Written exercise: Drop all pictures and repeat exactly the lines from the line holding "Transcribe the text in this document." through the end of the records.

Dataset items:
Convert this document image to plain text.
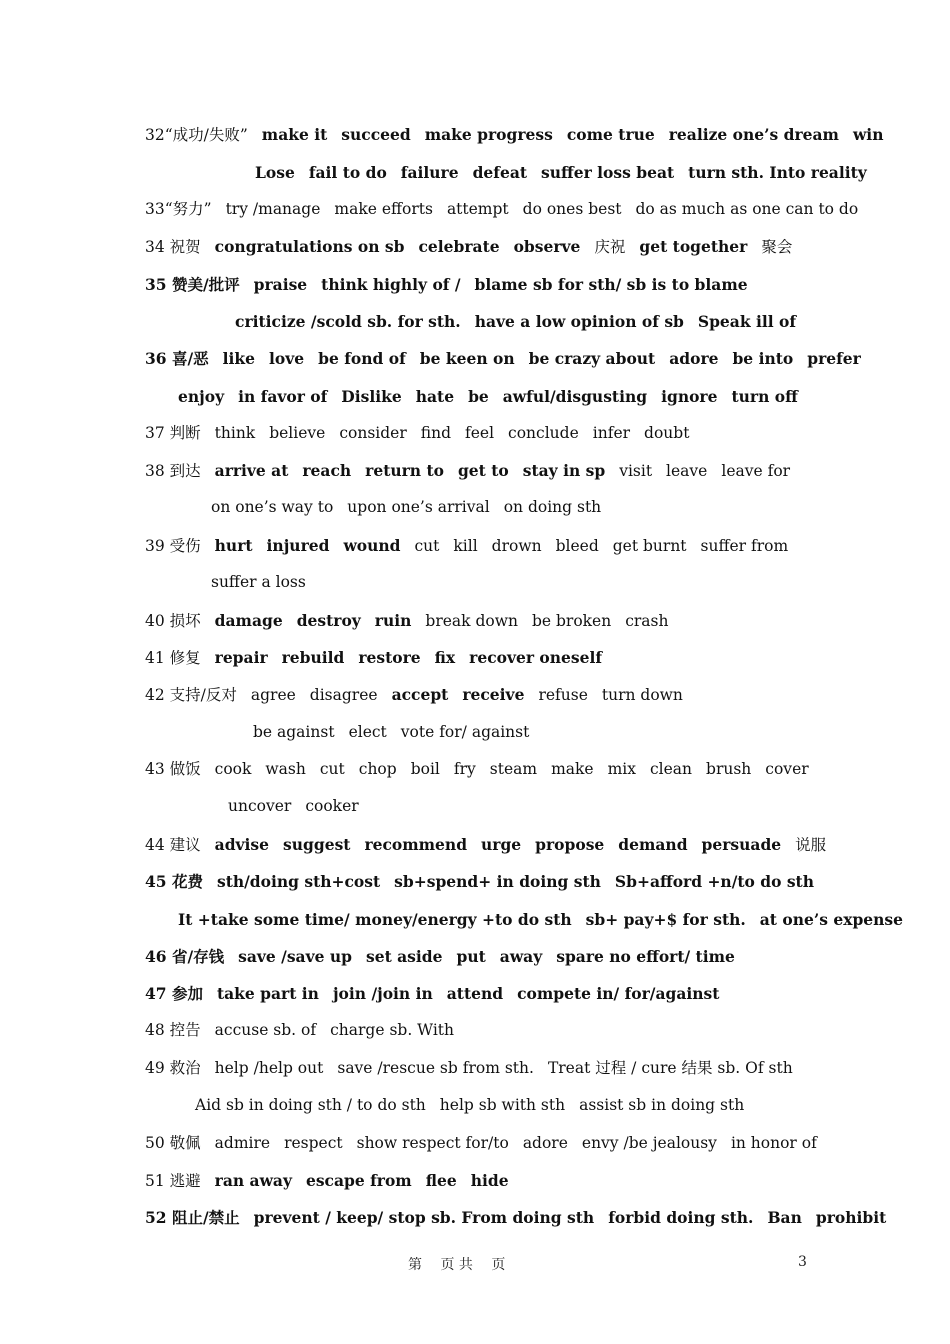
32“成功/失败” make it succeed make progress come true realize one’s dream win
Lose fail to do failure defeat suffer loss beat turn sth. Into reality
33“努力” try /manage make efforts attempt do ones best do as much as one can to do
34 祝贺 congratulations on sb celebrate observe 庆祝 get together 聚会
35 赞美/批评 praise think highly of / blame sb for sth/ sb is to blame
criticize /scold sb. for sth. have a low opinion of sb Speak ill of
36 喜/恶 like love be fond of be keen on be crazy about adore be into prefer
enjoy in favor of Dislike hate be awful/disgusting ignore turn off
37 判断 think believe consider find feel conclude infer doubt
38 到达 arrive at reach return to get to stay in sp visit leave leave for
on one’s way to upon one’s arrival on doing sth
39 受伤 hurt injured wound cut kill drown bleed get burnt suffer from
suffer a loss
40 损坏 damage destroy ruin break down be broken crash
41 修复 repair rebuild restore fix recover oneself
42 支持/反对 agree disagree accept receive refuse turn down
be against elect vote for/ against
43 做饭 cook wash cut chop boil fry steam make mix clean brush cover
uncover cooker
44 建议 advise suggest recommend urge propose demand persuade 说服
45 花费 sth/doing sth+cost sb+spend+ in doing sth Sb+afford +n/to do sth
It +take some time/ money/energy +to do sth sb+ pay+$ for sth. at one’s expense
46 省/存钱 save /save up set aside put away spare no effort/ time
47 参加 take part in join /join in attend compete in/ for/against
48 控告 accuse sb. of charge sb. With
49 救治 help /help out save /rescue sb from sth. Treat 过程 / cure 结果 sb. Of sth
Aid sb in doing sth / to do sth help sb with sth assist sb in doing sth
50 敬佩 admire respect show respect for/to adore envy /be jealousy in honor of
51 逃避 ran away escape from flee hide
52 阻止/禁止 prevent / keep/ stop sb. From doing sth forbid doing sth. Ban prohibit
第　 页 共　 页	3
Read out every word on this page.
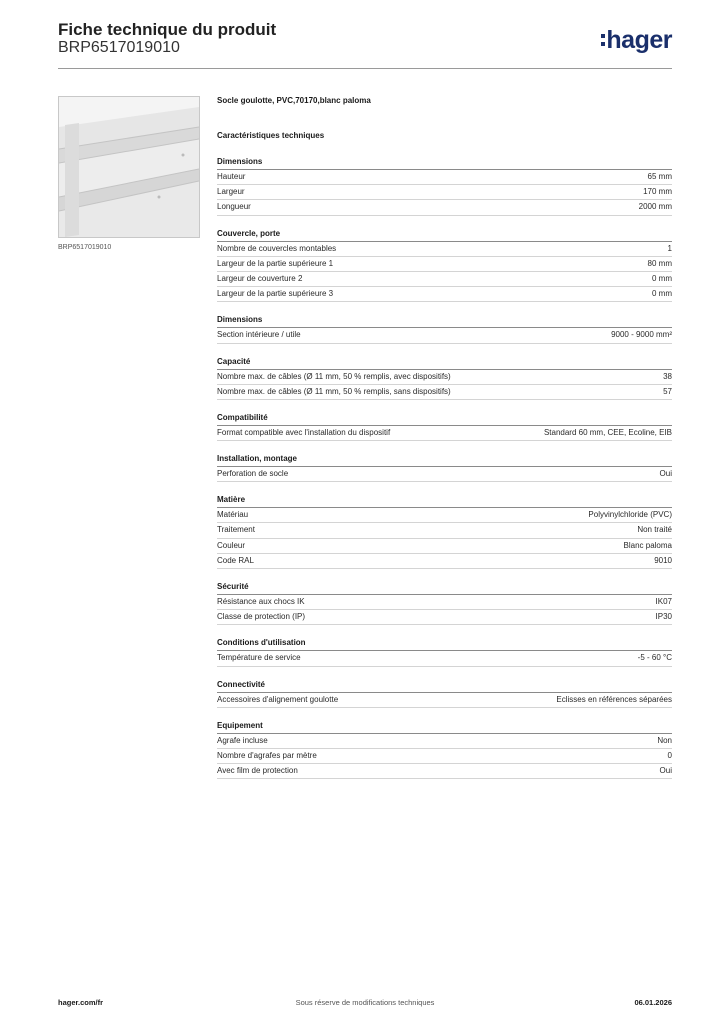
Fiche technique du produit
BRP6517019010	hager
BRP6517019010
Socle goulotte, PVC,70170,blanc paloma
Caractéristiques techniques
Dimensions
Hauteur	65 mm
Largeur	170 mm
Longueur	2000 mm
Couvercle, porte
Nombre de couvercles montables	1
Largeur de la partie supérieure 1	80 mm
Largeur de couverture 2	0 mm
Largeur de la partie supérieure 3	0 mm
Dimensions
Section intérieure / utile	9000 - 9000 mm²
Capacité
Nombre max. de câbles (Ø 11 mm, 50 % remplis, avec dispositifs)	38
Nombre max. de câbles (Ø 11 mm, 50 % remplis, sans dispositifs)	57
Compatibilité
Format compatible avec l'installation du dispositif	Standard 60 mm, CEE, Ecoline, EIB
Installation, montage
Perforation de socle	Oui
Matière
Matériau	Polyvinylchloride (PVC)
Traitement	Non traité
Couleur	Blanc paloma
Code RAL	9010
Sécurité
Résistance aux chocs IK	IK07
Classe de protection (IP)	IP30
Conditions d'utilisation
Température de service	-5 - 60 °C
Connectivité
Accessoires d'alignement goulotte	Eclisses en références séparées
Equipement
Agrafe incluse	Non
Nombre d'agrafes par mètre	0
Avec film de protection	Oui
hager.com/fr	Sous réserve de modifications techniques	06.01.2026
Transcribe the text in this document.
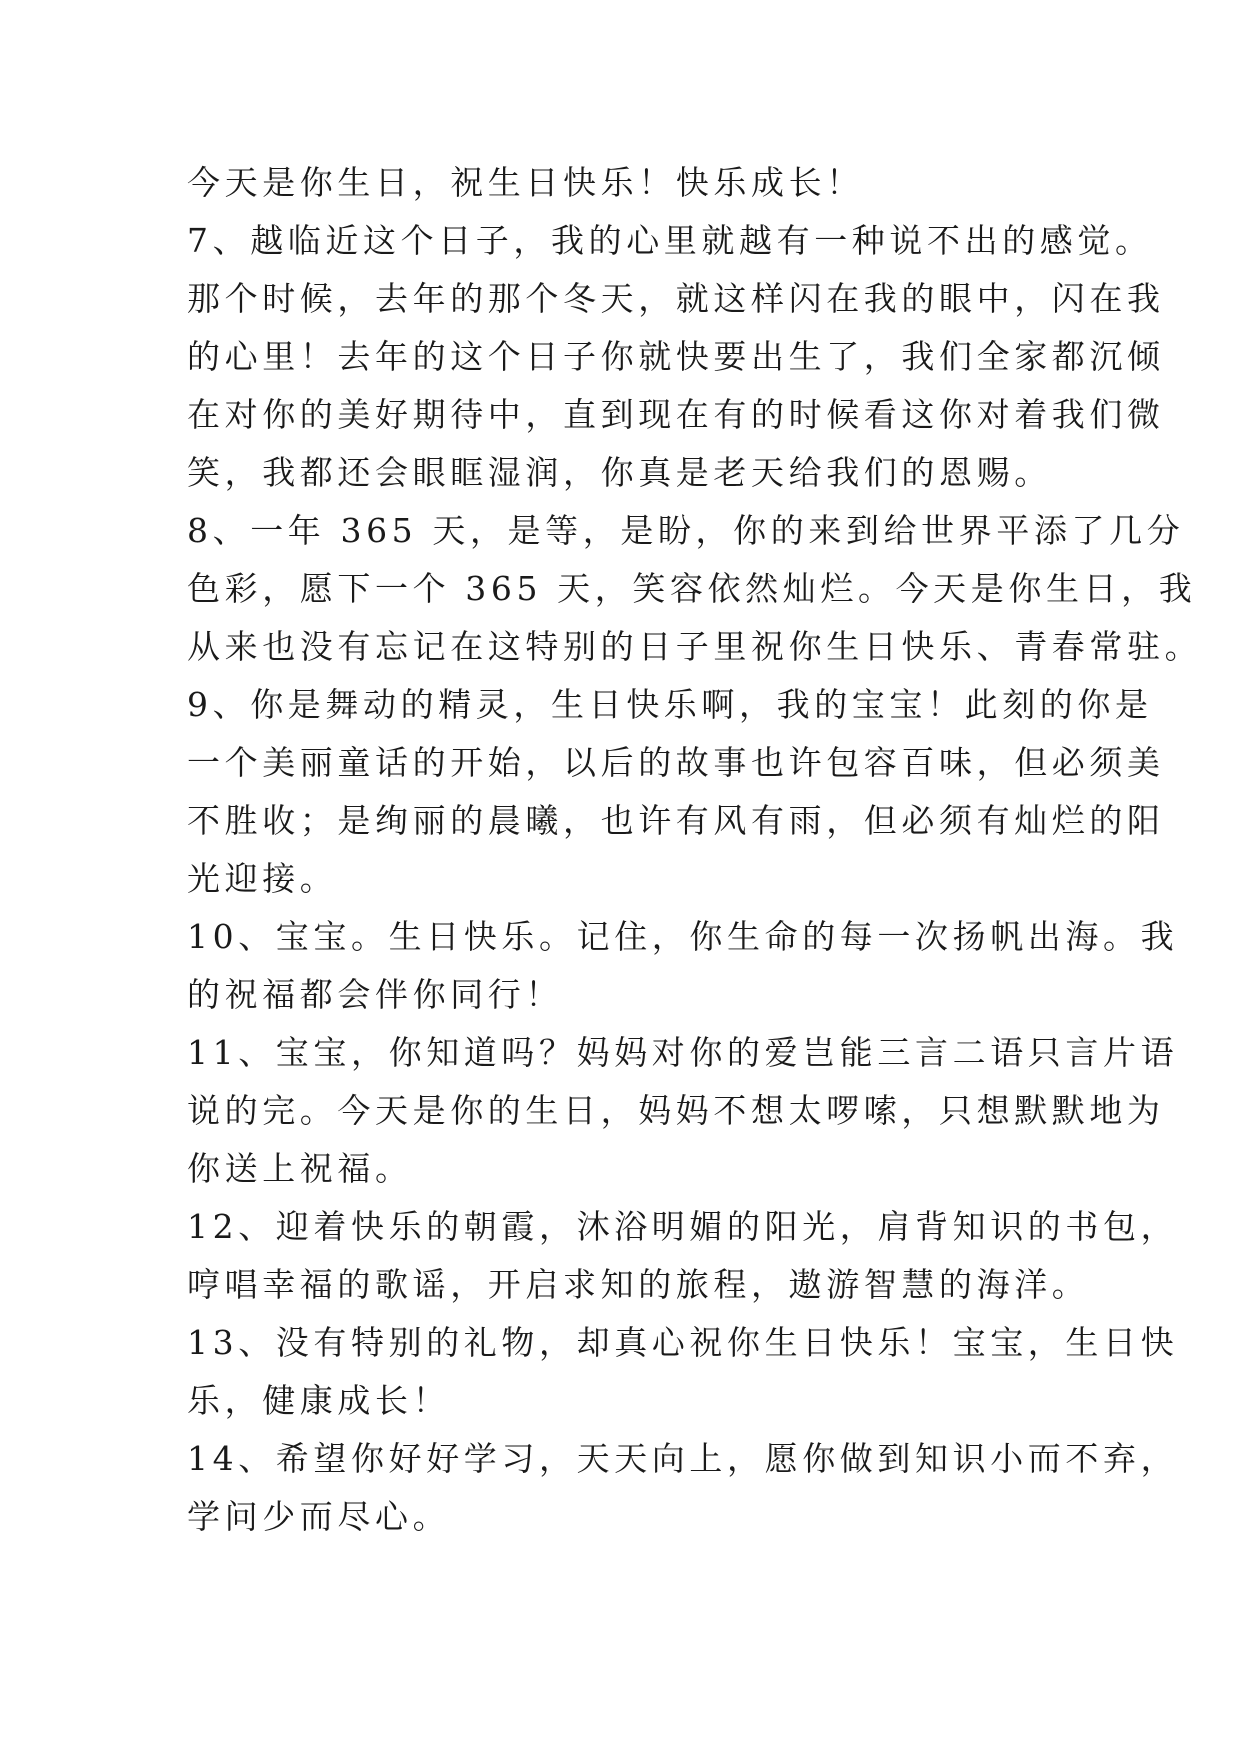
今天是你生日，祝生日快乐！快乐成长！
7、越临近这个日子，我的心里就越有一种说不出的感觉。
那个时候，去年的那个冬天，就这样闪在我的眼中，闪在我
的心里！去年的这个日子你就快要出生了，我们全家都沉倾
在对你的美好期待中，直到现在有的时候看这你对着我们微
笑，我都还会眼眶湿润，你真是老天给我们的恩赐。
8、一年 365 天，是等，是盼，你的来到给世界平添了几分
色彩，愿下一个 365 天，笑容依然灿烂。今天是你生日，我
从来也没有忘记在这特别的日子里祝你生日快乐、青春常驻。
9、你是舞动的精灵，生日快乐啊，我的宝宝！此刻的你是
一个美丽童话的开始，以后的故事也许包容百味，但必须美
不胜收；是绚丽的晨曦，也许有风有雨，但必须有灿烂的阳
光迎接。
10、宝宝。生日快乐。记住，你生命的每一次扬帆出海。我
的祝福都会伴你同行！
11、宝宝，你知道吗？妈妈对你的爱岂能三言二语只言片语
说的完。今天是你的生日，妈妈不想太啰嗦，只想默默地为
你送上祝福。
12、迎着快乐的朝霞，沐浴明媚的阳光，肩背知识的书包，
哼唱幸福的歌谣，开启求知的旅程，遨游智慧的海洋。
13、没有特别的礼物，却真心祝你生日快乐！宝宝，生日快
乐，健康成长！
14、希望你好好学习，天天向上，愿你做到知识小而不弃，
学问少而尽心。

Task result:
Transcribe the text in this document.
今天是你生日，祝生日快乐！快乐成长！
7、越临近这个日子，我的心里就越有一种说不出的感觉。
那个时候，去年的那个冬天，就这样闪在我的眼中，闪在我
的心里！去年的这个日子你就快要出生了，我们全家都沉倾
在对你的美好期待中，直到现在有的时候看这你对着我们微
笑，我都还会眼眶湿润，你真是老天给我们的恩赐。
8、一年 365 天，是等，是盼，你的来到给世界平添了几分
色彩，愿下一个 365 天，笑容依然灿烂。今天是你生日，我
从来也没有忘记在这特别的日子里祝你生日快乐、青春常驻。
9、你是舞动的精灵，生日快乐啊，我的宝宝！此刻的你是
一个美丽童话的开始，以后的故事也许包容百味，但必须美
不胜收；是绚丽的晨曦，也许有风有雨，但必须有灿烂的阳
光迎接。
10、宝宝。生日快乐。记住，你生命的每一次扬帆出海。我
的祝福都会伴你同行！
11、宝宝，你知道吗？妈妈对你的爱岂能三言二语只言片语
说的完。今天是你的生日，妈妈不想太啰嗦，只想默默地为
你送上祝福。
12、迎着快乐的朝霞，沐浴明媚的阳光，肩背知识的书包，
哼唱幸福的歌谣，开启求知的旅程，遨游智慧的海洋。
13、没有特别的礼物，却真心祝你生日快乐！宝宝，生日快
乐，健康成长！
14、希望你好好学习，天天向上，愿你做到知识小而不弃，
学问少而尽心。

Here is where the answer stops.